● DIRECTIONS:
Retype the listing that follows, exactly as written.

● EXERCISE INPUT:
********

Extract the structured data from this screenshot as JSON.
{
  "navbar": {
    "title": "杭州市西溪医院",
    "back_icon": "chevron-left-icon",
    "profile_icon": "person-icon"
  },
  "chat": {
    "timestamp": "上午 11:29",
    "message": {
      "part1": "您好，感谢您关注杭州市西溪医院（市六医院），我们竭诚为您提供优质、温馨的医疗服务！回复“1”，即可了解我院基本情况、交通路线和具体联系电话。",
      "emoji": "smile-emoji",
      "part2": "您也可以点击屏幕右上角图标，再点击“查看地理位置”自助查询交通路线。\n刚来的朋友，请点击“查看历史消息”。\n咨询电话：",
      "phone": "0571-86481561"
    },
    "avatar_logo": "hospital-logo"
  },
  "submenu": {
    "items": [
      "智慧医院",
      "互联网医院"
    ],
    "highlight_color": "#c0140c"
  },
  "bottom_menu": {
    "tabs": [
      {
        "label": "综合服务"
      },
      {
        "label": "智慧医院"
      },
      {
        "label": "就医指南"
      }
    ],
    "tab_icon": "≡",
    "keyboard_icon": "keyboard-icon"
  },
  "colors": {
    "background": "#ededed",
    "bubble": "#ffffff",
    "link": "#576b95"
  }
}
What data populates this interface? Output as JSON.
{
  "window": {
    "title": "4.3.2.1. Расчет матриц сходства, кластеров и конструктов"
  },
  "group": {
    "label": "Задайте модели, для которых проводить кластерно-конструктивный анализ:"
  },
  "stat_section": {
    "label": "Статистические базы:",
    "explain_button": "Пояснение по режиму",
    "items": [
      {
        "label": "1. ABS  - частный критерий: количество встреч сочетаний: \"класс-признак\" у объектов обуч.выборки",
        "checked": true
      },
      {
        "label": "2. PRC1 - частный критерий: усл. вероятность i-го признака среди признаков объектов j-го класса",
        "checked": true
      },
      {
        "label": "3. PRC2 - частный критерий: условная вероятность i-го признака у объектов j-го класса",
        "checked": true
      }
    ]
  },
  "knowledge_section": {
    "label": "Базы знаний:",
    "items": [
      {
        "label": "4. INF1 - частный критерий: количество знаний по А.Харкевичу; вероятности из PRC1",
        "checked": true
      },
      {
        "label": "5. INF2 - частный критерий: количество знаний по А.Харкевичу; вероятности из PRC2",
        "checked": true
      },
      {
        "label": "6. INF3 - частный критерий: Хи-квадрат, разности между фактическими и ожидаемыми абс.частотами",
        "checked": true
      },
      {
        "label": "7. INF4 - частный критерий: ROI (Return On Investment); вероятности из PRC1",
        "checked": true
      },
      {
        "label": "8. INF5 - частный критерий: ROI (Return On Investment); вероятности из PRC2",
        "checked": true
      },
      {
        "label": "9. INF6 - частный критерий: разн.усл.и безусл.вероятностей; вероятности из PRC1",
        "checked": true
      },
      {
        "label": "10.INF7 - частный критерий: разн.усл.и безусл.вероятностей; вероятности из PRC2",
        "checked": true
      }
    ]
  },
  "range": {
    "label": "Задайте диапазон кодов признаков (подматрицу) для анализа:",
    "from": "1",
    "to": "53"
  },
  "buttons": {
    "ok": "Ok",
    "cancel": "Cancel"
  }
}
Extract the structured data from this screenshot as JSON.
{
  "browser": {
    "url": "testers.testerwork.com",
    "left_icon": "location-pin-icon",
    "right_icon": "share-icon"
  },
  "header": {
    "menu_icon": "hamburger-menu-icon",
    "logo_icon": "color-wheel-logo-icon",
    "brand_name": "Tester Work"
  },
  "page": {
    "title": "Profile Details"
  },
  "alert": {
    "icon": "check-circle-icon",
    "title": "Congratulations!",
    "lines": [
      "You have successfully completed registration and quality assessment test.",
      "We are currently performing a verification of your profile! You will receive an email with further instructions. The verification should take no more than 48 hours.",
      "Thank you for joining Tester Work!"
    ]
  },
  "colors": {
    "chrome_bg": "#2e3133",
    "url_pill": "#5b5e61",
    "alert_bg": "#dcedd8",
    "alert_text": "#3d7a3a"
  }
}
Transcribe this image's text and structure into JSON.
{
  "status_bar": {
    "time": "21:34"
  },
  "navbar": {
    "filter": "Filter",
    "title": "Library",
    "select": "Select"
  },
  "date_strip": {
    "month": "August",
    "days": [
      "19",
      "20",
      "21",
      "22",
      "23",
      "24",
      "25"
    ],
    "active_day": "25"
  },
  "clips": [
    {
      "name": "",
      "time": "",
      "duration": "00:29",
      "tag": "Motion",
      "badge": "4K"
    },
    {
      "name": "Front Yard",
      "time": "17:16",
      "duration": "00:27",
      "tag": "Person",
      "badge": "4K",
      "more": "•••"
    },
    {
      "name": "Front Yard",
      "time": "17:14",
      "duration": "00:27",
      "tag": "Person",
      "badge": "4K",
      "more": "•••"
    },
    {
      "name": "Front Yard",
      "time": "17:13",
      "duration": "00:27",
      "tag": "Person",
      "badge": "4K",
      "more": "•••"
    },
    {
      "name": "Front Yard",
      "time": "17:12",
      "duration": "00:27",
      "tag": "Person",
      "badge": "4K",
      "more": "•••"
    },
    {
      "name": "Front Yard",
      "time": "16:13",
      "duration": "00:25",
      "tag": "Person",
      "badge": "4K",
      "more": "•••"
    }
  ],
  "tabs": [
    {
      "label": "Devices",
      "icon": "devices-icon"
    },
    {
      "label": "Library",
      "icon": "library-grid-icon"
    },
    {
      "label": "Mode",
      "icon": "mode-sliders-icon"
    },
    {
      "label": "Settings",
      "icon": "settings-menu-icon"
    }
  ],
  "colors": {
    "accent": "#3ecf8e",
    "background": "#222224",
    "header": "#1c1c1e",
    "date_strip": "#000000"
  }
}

********

● RESPONSE TO THIS TASK:
Extract the structured data from this screenshot as JSON.
{
  "navbar": {
    "title": "杭州市西溪医院",
    "back_icon": "chevron-left-icon",
    "profile_icon": "person-icon"
  },
  "chat": {
    "timestamp": "上午 11:29",
    "message": {
      "part1": "您好，感谢您关注杭州市西溪医院（市六医院），我们竭诚为您提供优质、温馨的医疗服务！回复“1”，即可了解我院基本情况、交通路线和具体联系电话。",
      "emoji": "smile-emoji",
      "part2": "您也可以点击屏幕右上角图标，再点击“查看地理位置”自助查询交通路线。\n刚来的朋友，请点击“查看历史消息”。\n咨询电话：",
      "phone": "0571-86481561"
    },
    "avatar_logo": "hospital-logo"
  },
  "submenu": {
    "items": [
      "智慧医院",
      "互联网医院"
    ],
    "highlight_color": "#c0140c"
  },
  "bottom_menu": {
    "tabs": [
      {
        "label": "综合服务"
      },
      {
        "label": "智慧医院"
      },
      {
        "label": "就医指南"
      }
    ],
    "tab_icon": "≡",
    "keyboard_icon": "keyboard-icon"
  },
  "colors": {
    "background": "#ededed",
    "bubble": "#ffffff",
    "link": "#576b95"
  }
}
What data populates this interface? Output as JSON.
{
  "window": {
    "title": "4.3.2.1. Расчет матриц сходства, кластеров и конструктов"
  },
  "group": {
    "label": "Задайте модели, для которых проводить кластерно-конструктивный анализ:"
  },
  "stat_section": {
    "label": "Статистические базы:",
    "explain_button": "Пояснение по режиму",
    "items": [
      {
        "label": "1. ABS  - частный критерий: количество встреч сочетаний: \"класс-признак\" у объектов обуч.выборки",
        "checked": true
      },
      {
        "label": "2. PRC1 - частный критерий: усл. вероятность i-го признака среди признаков объектов j-го класса",
        "checked": true
      },
      {
        "label": "3. PRC2 - частный критерий: условная вероятность i-го признака у объектов j-го класса",
        "checked": true
      }
    ]
  },
  "knowledge_section": {
    "label": "Базы знаний:",
    "items": [
      {
        "label": "4. INF1 - частный критерий: количество знаний по А.Харкевичу; вероятности из PRC1",
        "checked": true
      },
      {
        "label": "5. INF2 - частный критерий: количество знаний по А.Харкевичу; вероятности из PRC2",
        "checked": true
      },
      {
        "label": "6. INF3 - частный критерий: Хи-квадрат, разности между фактическими и ожидаемыми абс.частотами",
        "checked": true
      },
      {
        "label": "7. INF4 - частный критерий: ROI (Return On Investment); вероятности из PRC1",
        "checked": true
      },
      {
        "label": "8. INF5 - частный критерий: ROI (Return On Investment); вероятности из PRC2",
        "checked": true
      },
      {
        "label": "9. INF6 - частный критерий: разн.усл.и безусл.вероятностей; вероятности из PRC1",
        "checked": true
      },
      {
        "label": "10.INF7 - частный критерий: разн.усл.и безусл.вероятностей; вероятности из PRC2",
        "checked": true
      }
    ]
  },
  "range": {
    "label": "Задайте диапазон кодов признаков (подматрицу) для анализа:",
    "from": "1",
    "to": "53"
  },
  "buttons": {
    "ok": "Ok",
    "cancel": "Cancel"
  }
}
Extract the structured data from this screenshot as JSON.
{
  "browser": {
    "url": "testers.testerwork.com",
    "left_icon": "location-pin-icon",
    "right_icon": "share-icon"
  },
  "header": {
    "menu_icon": "hamburger-menu-icon",
    "logo_icon": "color-wheel-logo-icon",
    "brand_name": "Tester Work"
  },
  "page": {
    "title": "Profile Details"
  },
  "alert": {
    "icon": "check-circle-icon",
    "title": "Congratulations!",
    "lines": [
      "You have successfully completed registration and quality assessment test.",
      "We are currently performing a verification of your profile! You will receive an email with further instructions. The verification should take no more than 48 hours.",
      "Thank you for joining Tester Work!"
    ]
  },
  "colors": {
    "chrome_bg": "#2e3133",
    "url_pill": "#5b5e61",
    "alert_bg": "#dcedd8",
    "alert_text": "#3d7a3a"
  }
}
Transcribe this image's text and structure into JSON.
{
  "status_bar": {
    "time": "21:34"
  },
  "navbar": {
    "filter": "Filter",
    "title": "Library",
    "select": "Select"
  },
  "date_strip": {
    "month": "August",
    "days": [
      "19",
      "20",
      "21",
      "22",
      "23",
      "24",
      "25"
    ],
    "active_day": "25"
  },
  "clips": [
    {
      "name": "",
      "time": "",
      "duration": "00:29",
      "tag": "Motion",
      "badge": "4K"
    },
    {
      "name": "Front Yard",
      "time": "17:16",
      "duration": "00:27",
      "tag": "Person",
      "badge": "4K",
      "more": "•••"
    },
    {
      "name": "Front Yard",
      "time": "17:14",
      "duration": "00:27",
      "tag": "Person",
      "badge": "4K",
      "more": "•••"
    },
    {
      "name": "Front Yard",
      "time": "17:13",
      "duration": "00:27",
      "tag": "Person",
      "badge": "4K",
      "more": "•••"
    },
    {
      "name": "Front Yard",
      "time": "17:12",
      "duration": "00:27",
      "tag": "Person",
      "badge": "4K",
      "more": "•••"
    },
    {
      "name": "Front Yard",
      "time": "16:13",
      "duration": "00:25",
      "tag": "Person",
      "badge": "4K",
      "more": "•••"
    }
  ],
  "tabs": [
    {
      "label": "Devices",
      "icon": "devices-icon"
    },
    {
      "label": "Library",
      "icon": "library-grid-icon"
    },
    {
      "label": "Mode",
      "icon": "mode-sliders-icon"
    },
    {
      "label": "Settings",
      "icon": "settings-menu-icon"
    }
  ],
  "colors": {
    "accent": "#3ecf8e",
    "background": "#222224",
    "header": "#1c1c1e",
    "date_strip": "#000000"
  }
}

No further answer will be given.